## Begin Data entries
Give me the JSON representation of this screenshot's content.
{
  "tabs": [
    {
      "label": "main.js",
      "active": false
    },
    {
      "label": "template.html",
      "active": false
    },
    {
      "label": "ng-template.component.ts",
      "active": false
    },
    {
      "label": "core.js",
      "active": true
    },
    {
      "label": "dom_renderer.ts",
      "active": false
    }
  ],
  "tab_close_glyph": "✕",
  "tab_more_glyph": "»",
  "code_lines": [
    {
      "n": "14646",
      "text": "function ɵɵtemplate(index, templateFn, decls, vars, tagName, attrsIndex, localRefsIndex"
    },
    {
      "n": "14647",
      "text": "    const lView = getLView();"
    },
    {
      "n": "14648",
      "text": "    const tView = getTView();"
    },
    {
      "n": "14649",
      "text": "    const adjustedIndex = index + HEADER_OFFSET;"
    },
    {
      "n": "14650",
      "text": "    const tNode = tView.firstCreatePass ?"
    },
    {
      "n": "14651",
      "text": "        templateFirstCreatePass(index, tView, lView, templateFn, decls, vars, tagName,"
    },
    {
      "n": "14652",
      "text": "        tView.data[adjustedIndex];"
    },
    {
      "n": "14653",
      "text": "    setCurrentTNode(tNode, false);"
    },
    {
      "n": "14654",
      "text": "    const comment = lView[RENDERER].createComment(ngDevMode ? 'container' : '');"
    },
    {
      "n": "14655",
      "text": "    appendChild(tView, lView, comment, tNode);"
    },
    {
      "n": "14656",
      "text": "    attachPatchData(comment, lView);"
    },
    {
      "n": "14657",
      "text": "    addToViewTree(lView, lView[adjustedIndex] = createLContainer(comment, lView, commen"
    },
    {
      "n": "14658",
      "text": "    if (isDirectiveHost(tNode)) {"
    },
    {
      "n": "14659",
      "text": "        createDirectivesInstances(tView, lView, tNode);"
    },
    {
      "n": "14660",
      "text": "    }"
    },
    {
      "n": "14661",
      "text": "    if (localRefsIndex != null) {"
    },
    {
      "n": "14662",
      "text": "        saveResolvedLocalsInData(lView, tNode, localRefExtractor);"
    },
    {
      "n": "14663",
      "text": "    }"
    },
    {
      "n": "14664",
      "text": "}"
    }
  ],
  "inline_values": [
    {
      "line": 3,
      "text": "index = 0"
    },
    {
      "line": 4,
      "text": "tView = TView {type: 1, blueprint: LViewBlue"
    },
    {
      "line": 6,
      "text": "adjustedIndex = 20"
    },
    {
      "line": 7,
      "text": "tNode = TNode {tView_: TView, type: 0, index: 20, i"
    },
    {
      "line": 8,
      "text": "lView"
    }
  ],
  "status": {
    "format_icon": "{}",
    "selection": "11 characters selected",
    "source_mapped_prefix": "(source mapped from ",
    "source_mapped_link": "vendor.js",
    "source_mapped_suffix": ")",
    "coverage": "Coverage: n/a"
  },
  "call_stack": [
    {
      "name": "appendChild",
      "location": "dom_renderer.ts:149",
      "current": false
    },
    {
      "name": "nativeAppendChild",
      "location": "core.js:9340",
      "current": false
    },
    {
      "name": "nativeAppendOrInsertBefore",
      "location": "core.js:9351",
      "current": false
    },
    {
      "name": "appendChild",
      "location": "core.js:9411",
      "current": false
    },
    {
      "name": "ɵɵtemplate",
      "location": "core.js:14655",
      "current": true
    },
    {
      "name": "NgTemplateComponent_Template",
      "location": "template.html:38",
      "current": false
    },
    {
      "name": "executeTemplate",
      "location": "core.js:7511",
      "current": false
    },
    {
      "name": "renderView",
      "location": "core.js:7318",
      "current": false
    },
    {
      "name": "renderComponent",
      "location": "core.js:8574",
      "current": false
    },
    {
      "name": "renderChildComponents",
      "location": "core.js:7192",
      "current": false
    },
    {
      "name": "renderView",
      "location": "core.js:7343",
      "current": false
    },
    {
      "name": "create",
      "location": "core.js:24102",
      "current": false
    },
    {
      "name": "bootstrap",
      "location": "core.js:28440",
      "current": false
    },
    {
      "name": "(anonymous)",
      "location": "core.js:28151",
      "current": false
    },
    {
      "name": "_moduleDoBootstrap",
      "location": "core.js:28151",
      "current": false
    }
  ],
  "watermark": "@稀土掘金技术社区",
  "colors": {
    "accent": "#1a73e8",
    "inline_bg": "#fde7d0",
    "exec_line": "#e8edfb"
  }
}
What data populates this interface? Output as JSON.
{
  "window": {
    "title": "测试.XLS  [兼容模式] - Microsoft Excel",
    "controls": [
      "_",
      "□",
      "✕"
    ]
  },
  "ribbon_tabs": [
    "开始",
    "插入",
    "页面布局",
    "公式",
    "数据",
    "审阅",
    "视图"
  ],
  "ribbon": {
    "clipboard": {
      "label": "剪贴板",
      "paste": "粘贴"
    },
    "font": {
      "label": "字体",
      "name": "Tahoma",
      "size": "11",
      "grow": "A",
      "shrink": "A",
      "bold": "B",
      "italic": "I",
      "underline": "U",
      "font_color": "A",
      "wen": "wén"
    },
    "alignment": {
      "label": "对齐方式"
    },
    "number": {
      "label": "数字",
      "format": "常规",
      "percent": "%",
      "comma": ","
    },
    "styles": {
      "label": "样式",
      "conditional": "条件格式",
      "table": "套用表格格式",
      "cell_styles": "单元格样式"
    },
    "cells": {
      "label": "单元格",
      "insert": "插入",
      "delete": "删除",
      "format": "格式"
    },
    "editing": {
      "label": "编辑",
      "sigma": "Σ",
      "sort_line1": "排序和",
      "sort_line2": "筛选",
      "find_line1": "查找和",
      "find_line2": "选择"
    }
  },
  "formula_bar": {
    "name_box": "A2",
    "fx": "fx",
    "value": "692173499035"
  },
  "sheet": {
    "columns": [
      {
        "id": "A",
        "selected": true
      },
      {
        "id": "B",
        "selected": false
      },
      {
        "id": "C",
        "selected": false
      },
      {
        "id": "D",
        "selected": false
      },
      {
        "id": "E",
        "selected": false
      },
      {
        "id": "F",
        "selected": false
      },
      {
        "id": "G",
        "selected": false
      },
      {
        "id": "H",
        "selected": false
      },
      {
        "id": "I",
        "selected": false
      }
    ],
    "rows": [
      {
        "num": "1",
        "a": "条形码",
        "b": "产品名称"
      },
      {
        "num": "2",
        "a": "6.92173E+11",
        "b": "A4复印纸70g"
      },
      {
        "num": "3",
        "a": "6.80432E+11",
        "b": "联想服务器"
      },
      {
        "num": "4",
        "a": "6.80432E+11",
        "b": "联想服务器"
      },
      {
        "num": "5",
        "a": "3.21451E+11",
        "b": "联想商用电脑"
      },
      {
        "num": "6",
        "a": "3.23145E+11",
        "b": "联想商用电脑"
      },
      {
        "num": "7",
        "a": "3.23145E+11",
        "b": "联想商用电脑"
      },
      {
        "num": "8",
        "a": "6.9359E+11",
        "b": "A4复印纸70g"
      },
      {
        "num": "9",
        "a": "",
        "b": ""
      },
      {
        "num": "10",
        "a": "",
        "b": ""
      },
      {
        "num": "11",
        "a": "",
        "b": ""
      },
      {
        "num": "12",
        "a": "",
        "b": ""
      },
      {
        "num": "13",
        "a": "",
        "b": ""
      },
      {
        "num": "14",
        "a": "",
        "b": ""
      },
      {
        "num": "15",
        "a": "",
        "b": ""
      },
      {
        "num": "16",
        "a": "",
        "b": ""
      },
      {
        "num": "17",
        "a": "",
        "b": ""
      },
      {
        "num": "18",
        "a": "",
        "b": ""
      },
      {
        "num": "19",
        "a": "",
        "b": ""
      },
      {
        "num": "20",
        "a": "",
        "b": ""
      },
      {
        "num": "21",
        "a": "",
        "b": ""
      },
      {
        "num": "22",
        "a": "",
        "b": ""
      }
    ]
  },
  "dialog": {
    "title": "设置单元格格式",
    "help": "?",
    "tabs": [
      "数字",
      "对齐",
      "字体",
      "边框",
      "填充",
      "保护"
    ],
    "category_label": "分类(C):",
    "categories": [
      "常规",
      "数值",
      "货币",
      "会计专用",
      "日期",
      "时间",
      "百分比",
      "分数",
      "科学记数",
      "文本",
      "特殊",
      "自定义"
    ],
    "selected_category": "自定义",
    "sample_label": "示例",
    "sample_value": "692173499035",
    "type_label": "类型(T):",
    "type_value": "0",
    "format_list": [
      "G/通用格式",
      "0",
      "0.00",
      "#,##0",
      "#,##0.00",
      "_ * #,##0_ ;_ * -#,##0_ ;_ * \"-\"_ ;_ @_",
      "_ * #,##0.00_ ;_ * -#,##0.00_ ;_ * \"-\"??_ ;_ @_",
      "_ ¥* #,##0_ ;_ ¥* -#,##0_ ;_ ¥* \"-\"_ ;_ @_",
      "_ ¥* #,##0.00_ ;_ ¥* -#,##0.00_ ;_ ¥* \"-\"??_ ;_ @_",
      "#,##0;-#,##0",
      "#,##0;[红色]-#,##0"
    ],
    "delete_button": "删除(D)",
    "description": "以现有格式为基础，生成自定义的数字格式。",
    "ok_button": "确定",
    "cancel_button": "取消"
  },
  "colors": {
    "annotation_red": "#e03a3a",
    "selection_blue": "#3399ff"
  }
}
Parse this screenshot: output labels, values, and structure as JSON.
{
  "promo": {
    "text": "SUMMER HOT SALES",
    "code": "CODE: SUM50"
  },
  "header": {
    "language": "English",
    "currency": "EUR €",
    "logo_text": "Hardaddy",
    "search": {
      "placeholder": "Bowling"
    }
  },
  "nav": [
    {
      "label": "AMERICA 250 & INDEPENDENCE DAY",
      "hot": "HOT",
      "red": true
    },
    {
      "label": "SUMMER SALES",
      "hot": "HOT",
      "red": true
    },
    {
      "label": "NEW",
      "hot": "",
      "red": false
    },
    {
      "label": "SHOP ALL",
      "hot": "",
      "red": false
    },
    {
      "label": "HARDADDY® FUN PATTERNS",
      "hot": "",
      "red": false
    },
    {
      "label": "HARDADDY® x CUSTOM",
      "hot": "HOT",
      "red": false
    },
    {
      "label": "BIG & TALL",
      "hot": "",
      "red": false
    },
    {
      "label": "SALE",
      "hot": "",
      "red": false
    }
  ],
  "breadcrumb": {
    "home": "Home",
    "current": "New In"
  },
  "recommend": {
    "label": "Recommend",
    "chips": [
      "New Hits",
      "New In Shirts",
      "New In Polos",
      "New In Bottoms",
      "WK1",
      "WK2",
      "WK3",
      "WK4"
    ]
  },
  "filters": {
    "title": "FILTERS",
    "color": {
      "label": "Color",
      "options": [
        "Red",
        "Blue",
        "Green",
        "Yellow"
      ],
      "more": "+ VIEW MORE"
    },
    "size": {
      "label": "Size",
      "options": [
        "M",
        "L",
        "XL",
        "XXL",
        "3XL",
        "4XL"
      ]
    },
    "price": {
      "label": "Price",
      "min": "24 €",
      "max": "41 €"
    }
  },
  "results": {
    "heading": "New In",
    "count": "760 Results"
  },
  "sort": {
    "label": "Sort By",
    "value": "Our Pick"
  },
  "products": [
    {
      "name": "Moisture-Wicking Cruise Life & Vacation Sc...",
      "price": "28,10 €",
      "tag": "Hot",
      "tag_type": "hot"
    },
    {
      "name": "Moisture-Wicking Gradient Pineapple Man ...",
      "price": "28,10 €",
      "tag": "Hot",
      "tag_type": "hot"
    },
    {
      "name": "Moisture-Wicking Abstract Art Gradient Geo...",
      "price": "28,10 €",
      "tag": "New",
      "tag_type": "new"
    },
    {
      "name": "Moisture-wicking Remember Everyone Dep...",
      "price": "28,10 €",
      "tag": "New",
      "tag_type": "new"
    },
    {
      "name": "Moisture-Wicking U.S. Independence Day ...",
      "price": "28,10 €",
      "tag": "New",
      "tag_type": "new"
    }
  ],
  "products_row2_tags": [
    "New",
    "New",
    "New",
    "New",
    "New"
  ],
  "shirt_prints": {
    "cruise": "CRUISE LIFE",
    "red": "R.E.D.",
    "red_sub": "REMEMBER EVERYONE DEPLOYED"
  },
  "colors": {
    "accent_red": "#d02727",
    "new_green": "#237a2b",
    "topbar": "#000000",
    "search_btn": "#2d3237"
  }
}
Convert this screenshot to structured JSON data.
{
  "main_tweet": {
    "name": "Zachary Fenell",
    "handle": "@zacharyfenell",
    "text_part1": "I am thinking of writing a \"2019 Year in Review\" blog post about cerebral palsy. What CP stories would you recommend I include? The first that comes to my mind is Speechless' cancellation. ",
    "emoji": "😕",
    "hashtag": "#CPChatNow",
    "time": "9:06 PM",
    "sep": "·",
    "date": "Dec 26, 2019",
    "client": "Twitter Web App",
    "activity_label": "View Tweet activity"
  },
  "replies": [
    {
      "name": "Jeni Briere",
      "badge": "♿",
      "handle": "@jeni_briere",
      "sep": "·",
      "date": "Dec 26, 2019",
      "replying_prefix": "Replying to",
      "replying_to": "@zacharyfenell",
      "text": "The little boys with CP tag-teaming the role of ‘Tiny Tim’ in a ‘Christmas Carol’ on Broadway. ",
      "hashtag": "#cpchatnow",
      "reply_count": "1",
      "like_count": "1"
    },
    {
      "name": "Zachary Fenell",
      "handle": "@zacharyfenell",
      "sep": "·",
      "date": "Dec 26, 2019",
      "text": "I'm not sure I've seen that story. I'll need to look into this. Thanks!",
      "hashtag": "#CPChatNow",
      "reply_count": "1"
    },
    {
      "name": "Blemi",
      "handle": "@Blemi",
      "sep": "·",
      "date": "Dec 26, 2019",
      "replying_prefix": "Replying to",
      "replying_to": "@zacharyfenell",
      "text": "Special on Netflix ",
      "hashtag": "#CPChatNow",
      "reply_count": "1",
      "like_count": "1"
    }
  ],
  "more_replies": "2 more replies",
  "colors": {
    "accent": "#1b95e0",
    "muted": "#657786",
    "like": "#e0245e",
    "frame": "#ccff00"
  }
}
## End Data entries
(Stated task):
Go through the material above and count the lines that contain "adjustedIndex"; answer with the number alone.

(Written response):
4